**Exercise:** Gather up every line that includes the string "selection".

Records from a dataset
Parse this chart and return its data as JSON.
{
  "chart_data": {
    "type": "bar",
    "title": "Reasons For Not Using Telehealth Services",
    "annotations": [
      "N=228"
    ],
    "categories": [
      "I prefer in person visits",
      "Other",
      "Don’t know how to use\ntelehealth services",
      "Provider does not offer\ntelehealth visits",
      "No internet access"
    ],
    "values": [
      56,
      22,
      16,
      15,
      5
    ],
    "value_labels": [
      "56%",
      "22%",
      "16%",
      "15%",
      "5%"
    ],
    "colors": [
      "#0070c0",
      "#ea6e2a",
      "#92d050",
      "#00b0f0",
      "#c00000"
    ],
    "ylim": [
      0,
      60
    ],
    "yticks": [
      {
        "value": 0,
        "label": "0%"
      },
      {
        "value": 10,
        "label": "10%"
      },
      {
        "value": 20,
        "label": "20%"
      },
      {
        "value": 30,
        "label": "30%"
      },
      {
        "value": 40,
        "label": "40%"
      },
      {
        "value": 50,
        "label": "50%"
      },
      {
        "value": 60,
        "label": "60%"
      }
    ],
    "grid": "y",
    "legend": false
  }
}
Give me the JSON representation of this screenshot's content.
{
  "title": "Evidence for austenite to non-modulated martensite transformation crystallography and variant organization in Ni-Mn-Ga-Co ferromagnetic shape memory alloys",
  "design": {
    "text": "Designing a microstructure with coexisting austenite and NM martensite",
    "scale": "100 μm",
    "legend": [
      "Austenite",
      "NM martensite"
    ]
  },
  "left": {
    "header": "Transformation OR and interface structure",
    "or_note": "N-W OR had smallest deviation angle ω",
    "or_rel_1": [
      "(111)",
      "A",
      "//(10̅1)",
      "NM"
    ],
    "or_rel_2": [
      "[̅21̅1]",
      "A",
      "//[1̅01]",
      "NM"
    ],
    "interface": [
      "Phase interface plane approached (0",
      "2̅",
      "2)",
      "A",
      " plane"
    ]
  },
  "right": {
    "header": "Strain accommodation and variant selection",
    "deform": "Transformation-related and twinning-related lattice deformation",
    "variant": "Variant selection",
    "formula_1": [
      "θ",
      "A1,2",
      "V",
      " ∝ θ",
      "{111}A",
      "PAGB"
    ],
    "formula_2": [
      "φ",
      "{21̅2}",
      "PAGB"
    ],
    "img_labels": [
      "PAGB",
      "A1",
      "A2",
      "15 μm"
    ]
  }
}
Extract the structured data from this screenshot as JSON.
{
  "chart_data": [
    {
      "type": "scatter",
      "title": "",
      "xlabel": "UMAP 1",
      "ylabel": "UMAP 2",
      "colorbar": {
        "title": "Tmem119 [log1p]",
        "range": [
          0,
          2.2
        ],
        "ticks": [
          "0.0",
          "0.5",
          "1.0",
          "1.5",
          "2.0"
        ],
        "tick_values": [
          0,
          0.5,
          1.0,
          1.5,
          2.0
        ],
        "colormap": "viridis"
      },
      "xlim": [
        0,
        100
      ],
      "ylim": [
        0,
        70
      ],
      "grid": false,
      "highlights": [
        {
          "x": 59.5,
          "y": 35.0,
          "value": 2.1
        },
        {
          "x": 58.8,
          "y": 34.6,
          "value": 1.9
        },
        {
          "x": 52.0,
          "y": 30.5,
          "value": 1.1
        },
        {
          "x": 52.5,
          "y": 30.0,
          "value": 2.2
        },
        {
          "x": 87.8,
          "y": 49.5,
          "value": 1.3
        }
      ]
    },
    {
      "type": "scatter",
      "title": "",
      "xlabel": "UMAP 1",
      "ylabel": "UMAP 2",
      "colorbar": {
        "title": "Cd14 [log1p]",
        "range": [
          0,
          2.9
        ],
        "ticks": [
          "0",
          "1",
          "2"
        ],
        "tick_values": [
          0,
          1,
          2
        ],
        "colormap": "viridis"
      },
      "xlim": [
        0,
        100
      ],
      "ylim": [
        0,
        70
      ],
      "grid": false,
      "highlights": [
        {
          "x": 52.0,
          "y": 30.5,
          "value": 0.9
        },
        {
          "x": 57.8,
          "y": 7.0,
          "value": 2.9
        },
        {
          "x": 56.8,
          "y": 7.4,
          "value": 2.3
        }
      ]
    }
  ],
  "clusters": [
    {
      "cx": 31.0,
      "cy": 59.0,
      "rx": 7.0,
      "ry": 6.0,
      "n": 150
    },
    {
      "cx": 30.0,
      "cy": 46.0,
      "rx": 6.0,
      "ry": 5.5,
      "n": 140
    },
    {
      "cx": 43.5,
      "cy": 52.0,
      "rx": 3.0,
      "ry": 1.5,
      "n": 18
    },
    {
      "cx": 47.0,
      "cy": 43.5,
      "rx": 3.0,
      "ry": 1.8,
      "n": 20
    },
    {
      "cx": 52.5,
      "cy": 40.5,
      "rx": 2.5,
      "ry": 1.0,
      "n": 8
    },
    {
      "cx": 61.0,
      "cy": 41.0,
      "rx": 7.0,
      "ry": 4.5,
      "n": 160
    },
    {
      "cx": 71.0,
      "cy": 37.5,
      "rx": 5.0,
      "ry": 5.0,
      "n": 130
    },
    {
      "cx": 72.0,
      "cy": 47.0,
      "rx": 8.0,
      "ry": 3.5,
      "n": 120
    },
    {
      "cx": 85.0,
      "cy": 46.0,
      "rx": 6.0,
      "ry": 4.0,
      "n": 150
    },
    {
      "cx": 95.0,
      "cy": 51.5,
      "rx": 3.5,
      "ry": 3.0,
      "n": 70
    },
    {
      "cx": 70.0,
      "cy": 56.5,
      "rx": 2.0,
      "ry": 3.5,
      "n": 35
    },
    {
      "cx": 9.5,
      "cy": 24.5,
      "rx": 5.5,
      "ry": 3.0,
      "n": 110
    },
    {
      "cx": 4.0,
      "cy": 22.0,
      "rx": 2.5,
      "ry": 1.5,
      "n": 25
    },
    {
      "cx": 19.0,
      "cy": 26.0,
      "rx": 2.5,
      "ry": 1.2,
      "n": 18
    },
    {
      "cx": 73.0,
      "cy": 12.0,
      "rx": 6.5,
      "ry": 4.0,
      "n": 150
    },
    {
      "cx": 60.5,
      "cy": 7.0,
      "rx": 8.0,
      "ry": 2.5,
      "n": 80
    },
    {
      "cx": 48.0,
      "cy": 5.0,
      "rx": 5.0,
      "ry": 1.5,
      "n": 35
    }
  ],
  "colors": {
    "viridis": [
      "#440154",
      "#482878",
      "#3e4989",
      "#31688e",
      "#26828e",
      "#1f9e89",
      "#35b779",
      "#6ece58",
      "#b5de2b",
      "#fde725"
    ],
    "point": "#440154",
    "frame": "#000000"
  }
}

**Written response:**
    "header": "Strain accommodation and variant selection",
    "variant": "Variant selection",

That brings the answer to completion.